*** Raw data ***

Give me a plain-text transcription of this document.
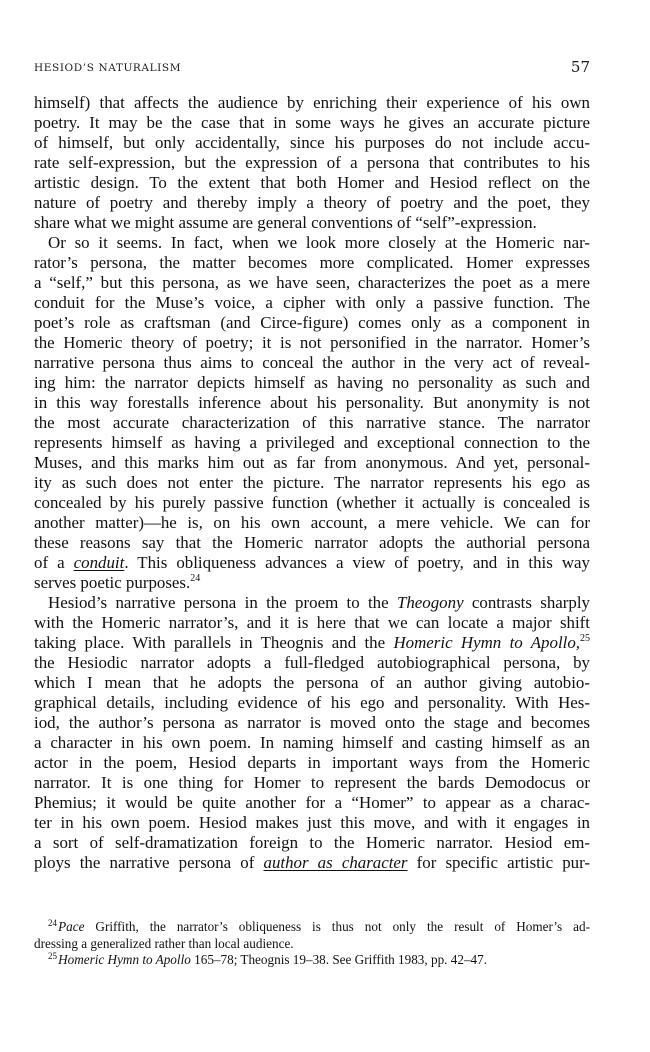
HESIOD’S NATURALISM	57
himself) that affects the audience by enriching their experience of his own
poetry. It may be the case that in some ways he gives an accurate picture
of himself, but only accidentally, since his purposes do not include accu-
rate self-expression, but the expression of a persona that contributes to his
artistic design. To the extent that both Homer and Hesiod reflect on the
nature of poetry and thereby imply a theory of poetry and the poet, they
share what we might assume are general conventions of “self”-expression.
Or so it seems. In fact, when we look more closely at the Homeric nar-
rator’s persona, the matter becomes more complicated. Homer expresses
a “self,” but this persona, as we have seen, characterizes the poet as a mere
conduit for the Muse’s voice, a cipher with only a passive function. The
poet’s role as craftsman (and Circe-figure) comes only as a component in
the Homeric theory of poetry; it is not personified in the narrator. Homer’s
narrative persona thus aims to conceal the author in the very act of reveal-
ing him: the narrator depicts himself as having no personality as such and
in this way forestalls inference about his personality. But anonymity is not
the most accurate characterization of this narrative stance. The narrator
represents himself as having a privileged and exceptional connection to the
Muses, and this marks him out as far from anonymous. And yet, personal-
ity as such does not enter the picture. The narrator represents his ego as
concealed by his purely passive function (whether it actually is concealed is
another matter)—he is, on his own account, a mere vehicle. We can for
these reasons say that the Homeric narrator adopts the authorial persona
of a conduit. This obliqueness advances a view of poetry, and in this way
serves poetic purposes.$^{24}$
Hesiod’s narrative persona in the proem to the Theogony contrasts sharply
with the Homeric narrator’s, and it is here that we can locate a major shift
taking place. With parallels in Theognis and the Homeric Hymn to Apollo,$^{25}$
the Hesiodic narrator adopts a full-fledged autobiographical persona, by
which I mean that he adopts the persona of an author giving autobio-
graphical details, including evidence of his ego and personality. With Hes-
iod, the author’s persona as narrator is moved onto the stage and becomes
a character in his own poem. In naming himself and casting himself as an
actor in the poem, Hesiod departs in important ways from the Homeric
narrator. It is one thing for Homer to represent the bards Demodocus or
Phemius; it would be quite another for a “Homer” to appear as a charac-
ter in his own poem. Hesiod makes just this move, and with it engages in
a sort of self-dramatization foreign to the Homeric narrator. Hesiod em-
ploys the narrative persona of author as character for specific artistic pur-
$^{24}$ Pace Griffith, the narrator’s obliqueness is thus not only the result of Homer’s ad-
dressing a generalized rather than local audience.
$^{25}$ Homeric Hymn to Apollo 165–78; Theognis 19–38. See Griffith 1983, pp. 42–47.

***

» What the task requires: Copy the records above exactly. The pictures are not part of the copy.

» Solved problem:
Give me a plain-text transcription of this document.
HESIOD’S NATURALISM	57
himself) that affects the audience by enriching their experience of his own
poetry. It may be the case that in some ways he gives an accurate picture
of himself, but only accidentally, since his purposes do not include accu-
rate self-expression, but the expression of a persona that contributes to his
artistic design. To the extent that both Homer and Hesiod reflect on the
nature of poetry and thereby imply a theory of poetry and the poet, they
share what we might assume are general conventions of “self”-expression.
Or so it seems. In fact, when we look more closely at the Homeric nar-
rator’s persona, the matter becomes more complicated. Homer expresses
a “self,” but this persona, as we have seen, characterizes the poet as a mere
conduit for the Muse’s voice, a cipher with only a passive function. The
poet’s role as craftsman (and Circe-figure) comes only as a component in
the Homeric theory of poetry; it is not personified in the narrator. Homer’s
narrative persona thus aims to conceal the author in the very act of reveal-
ing him: the narrator depicts himself as having no personality as such and
in this way forestalls inference about his personality. But anonymity is not
the most accurate characterization of this narrative stance. The narrator
represents himself as having a privileged and exceptional connection to the
Muses, and this marks him out as far from anonymous. And yet, personal-
ity as such does not enter the picture. The narrator represents his ego as
concealed by his purely passive function (whether it actually is concealed is
another matter)—he is, on his own account, a mere vehicle. We can for
these reasons say that the Homeric narrator adopts the authorial persona
of a conduit. This obliqueness advances a view of poetry, and in this way
serves poetic purposes.$^{24}$
Hesiod’s narrative persona in the proem to the Theogony contrasts sharply
with the Homeric narrator’s, and it is here that we can locate a major shift
taking place. With parallels in Theognis and the Homeric Hymn to Apollo,$^{25}$
the Hesiodic narrator adopts a full-fledged autobiographical persona, by
which I mean that he adopts the persona of an author giving autobio-
graphical details, including evidence of his ego and personality. With Hes-
iod, the author’s persona as narrator is moved onto the stage and becomes
a character in his own poem. In naming himself and casting himself as an
actor in the poem, Hesiod departs in important ways from the Homeric
narrator. It is one thing for Homer to represent the bards Demodocus or
Phemius; it would be quite another for a “Homer” to appear as a charac-
ter in his own poem. Hesiod makes just this move, and with it engages in
a sort of self-dramatization foreign to the Homeric narrator. Hesiod em-
ploys the narrative persona of author as character for specific artistic pur-
$^{24}$ Pace Griffith, the narrator’s obliqueness is thus not only the result of Homer’s ad-
dressing a generalized rather than local audience.
$^{25}$ Homeric Hymn to Apollo 165–78; Theognis 19–38. See Griffith 1983, pp. 42–47.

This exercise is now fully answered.